* What the exercise asks: Return, word for word, only the lines from the one containing "Read all visible content and emit it as JSON." through the last line of the entries.

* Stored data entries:
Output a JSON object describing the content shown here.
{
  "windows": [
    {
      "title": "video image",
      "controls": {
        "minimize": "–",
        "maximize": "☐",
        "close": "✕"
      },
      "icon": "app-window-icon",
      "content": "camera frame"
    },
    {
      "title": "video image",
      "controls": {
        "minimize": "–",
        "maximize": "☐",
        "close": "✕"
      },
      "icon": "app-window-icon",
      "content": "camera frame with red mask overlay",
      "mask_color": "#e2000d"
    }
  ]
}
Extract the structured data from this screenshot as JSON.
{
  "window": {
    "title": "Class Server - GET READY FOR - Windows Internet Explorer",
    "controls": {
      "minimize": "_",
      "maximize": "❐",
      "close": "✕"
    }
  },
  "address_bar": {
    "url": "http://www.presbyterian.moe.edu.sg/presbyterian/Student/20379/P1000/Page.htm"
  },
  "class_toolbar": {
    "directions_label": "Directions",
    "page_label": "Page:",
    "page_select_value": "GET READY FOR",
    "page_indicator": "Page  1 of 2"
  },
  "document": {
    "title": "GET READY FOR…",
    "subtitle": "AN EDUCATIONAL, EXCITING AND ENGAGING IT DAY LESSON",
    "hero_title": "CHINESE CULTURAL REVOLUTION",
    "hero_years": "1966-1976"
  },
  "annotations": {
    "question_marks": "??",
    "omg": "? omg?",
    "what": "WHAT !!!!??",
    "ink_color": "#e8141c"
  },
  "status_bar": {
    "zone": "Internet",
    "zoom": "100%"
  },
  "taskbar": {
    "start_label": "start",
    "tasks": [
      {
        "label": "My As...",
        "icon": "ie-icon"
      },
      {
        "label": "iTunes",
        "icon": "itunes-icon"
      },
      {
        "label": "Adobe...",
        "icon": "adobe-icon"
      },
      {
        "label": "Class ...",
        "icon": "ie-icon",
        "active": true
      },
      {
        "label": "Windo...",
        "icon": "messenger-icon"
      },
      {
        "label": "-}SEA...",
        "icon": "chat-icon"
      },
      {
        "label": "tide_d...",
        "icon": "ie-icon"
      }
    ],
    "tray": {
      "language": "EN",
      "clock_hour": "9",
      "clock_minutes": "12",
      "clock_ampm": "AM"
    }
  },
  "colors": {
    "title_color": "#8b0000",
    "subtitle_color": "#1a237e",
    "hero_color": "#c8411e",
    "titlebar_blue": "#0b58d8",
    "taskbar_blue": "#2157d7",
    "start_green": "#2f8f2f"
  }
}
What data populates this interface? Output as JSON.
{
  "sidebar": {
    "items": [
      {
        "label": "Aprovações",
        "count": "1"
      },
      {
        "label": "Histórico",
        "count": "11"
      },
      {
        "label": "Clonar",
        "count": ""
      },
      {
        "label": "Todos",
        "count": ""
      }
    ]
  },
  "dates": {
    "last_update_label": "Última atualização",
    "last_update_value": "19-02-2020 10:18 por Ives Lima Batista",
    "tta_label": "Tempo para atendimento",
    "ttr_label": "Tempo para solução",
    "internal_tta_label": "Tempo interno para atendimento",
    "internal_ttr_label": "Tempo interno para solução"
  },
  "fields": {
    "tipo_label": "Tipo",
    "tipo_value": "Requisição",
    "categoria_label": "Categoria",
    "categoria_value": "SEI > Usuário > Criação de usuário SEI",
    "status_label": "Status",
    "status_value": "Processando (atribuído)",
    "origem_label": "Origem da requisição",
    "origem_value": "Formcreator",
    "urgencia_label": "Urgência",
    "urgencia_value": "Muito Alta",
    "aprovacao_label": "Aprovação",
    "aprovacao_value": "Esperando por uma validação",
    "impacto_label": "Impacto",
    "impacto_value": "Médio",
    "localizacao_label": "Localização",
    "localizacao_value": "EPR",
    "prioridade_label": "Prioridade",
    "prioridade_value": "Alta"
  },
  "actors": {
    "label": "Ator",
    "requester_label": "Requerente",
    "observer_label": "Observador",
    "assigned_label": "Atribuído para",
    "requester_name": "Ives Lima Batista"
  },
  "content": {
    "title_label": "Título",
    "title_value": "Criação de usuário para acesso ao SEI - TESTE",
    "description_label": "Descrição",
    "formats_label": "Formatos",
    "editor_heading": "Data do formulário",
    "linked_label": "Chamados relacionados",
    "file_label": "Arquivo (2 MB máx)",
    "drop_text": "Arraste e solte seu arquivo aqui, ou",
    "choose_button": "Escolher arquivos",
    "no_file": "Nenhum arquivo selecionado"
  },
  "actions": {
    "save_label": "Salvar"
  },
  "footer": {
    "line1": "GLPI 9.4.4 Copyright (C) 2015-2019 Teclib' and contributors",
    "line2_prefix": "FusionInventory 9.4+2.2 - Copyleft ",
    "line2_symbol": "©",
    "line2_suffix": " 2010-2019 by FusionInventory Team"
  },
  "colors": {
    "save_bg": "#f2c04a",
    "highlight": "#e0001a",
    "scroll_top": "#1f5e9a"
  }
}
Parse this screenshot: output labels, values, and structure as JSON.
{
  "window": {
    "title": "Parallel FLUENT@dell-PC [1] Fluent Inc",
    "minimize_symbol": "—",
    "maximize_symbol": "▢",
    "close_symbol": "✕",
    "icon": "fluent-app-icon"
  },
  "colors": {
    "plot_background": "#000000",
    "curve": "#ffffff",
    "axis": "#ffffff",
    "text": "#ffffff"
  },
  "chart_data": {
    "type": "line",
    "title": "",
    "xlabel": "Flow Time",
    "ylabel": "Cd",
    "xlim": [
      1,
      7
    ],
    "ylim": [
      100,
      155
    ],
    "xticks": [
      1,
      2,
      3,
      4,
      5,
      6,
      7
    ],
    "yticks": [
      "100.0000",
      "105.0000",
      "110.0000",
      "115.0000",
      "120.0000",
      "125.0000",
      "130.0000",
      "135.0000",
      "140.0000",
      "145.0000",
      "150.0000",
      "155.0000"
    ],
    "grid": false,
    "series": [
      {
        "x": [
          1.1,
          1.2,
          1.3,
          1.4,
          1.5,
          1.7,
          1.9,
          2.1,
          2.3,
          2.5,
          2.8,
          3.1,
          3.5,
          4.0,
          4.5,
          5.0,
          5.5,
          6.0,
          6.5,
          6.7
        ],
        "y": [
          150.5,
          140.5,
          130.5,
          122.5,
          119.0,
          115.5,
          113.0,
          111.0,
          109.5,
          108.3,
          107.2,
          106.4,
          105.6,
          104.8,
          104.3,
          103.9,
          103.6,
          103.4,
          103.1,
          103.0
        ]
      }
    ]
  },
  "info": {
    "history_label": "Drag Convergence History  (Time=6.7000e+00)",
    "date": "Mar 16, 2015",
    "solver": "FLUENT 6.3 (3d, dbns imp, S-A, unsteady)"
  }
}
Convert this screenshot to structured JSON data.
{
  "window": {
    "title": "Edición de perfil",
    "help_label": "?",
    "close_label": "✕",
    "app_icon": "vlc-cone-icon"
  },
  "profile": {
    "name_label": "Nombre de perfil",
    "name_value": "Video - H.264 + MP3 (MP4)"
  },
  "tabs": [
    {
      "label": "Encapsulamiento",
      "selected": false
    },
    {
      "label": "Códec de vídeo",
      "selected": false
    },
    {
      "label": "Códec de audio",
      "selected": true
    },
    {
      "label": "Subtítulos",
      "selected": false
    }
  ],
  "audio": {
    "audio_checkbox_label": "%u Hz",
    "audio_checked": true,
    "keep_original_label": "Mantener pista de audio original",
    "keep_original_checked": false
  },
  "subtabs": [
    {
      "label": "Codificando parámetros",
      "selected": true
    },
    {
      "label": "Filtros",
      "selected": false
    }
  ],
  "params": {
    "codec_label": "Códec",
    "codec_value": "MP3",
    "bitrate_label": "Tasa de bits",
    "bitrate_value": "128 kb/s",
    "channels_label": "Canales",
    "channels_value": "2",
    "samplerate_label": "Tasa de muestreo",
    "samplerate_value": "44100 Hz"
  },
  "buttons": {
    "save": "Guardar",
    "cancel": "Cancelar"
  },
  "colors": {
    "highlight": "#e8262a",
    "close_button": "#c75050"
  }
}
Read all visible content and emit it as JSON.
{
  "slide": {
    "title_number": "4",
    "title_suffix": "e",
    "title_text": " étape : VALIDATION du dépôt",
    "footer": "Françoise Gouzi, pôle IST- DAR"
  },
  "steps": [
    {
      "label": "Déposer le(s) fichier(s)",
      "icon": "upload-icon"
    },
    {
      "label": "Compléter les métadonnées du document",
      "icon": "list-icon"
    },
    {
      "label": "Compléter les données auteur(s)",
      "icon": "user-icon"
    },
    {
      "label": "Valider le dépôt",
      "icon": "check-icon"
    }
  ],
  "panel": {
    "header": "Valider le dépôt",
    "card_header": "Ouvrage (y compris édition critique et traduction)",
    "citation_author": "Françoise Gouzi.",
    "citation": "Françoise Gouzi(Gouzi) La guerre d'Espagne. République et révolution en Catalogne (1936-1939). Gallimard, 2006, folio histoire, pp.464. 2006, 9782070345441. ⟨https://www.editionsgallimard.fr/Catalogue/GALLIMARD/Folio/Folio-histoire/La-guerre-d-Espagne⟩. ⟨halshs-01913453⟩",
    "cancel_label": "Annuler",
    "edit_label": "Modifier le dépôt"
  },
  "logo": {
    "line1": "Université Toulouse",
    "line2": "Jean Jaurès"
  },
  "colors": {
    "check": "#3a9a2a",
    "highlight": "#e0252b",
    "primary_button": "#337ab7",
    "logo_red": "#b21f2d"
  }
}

* Solved problem:
Read all visible content and emit it as JSON.
{
  "slide": {
    "title_number": "4",
    "title_suffix": "e",
    "title_text": " étape : VALIDATION du dépôt",
    "footer": "Françoise Gouzi, pôle IST- DAR"
  },
  "steps": [
    {
      "label": "Déposer le(s) fichier(s)",
      "icon": "upload-icon"
    },
    {
      "label": "Compléter les métadonnées du document",
      "icon": "list-icon"
    },
    {
      "label": "Compléter les données auteur(s)",
      "icon": "user-icon"
    },
    {
      "label": "Valider le dépôt",
      "icon": "check-icon"
    }
  ],
  "panel": {
    "header": "Valider le dépôt",
    "card_header": "Ouvrage (y compris édition critique et traduction)",
    "citation_author": "Françoise Gouzi.",
    "citation": "Françoise Gouzi(Gouzi) La guerre d'Espagne. République et révolution en Catalogne (1936-1939). Gallimard, 2006, folio histoire, pp.464. 2006, 9782070345441. ⟨https://www.editionsgallimard.fr/Catalogue/GALLIMARD/Folio/Folio-histoire/La-guerre-d-Espagne⟩. ⟨halshs-01913453⟩",
    "cancel_label": "Annuler",
    "edit_label": "Modifier le dépôt"
  },
  "logo": {
    "line1": "Université Toulouse",
    "line2": "Jean Jaurès"
  },
  "colors": {
    "check": "#3a9a2a",
    "highlight": "#e0252b",
    "primary_button": "#337ab7",
    "logo_red": "#b21f2d"
  }
}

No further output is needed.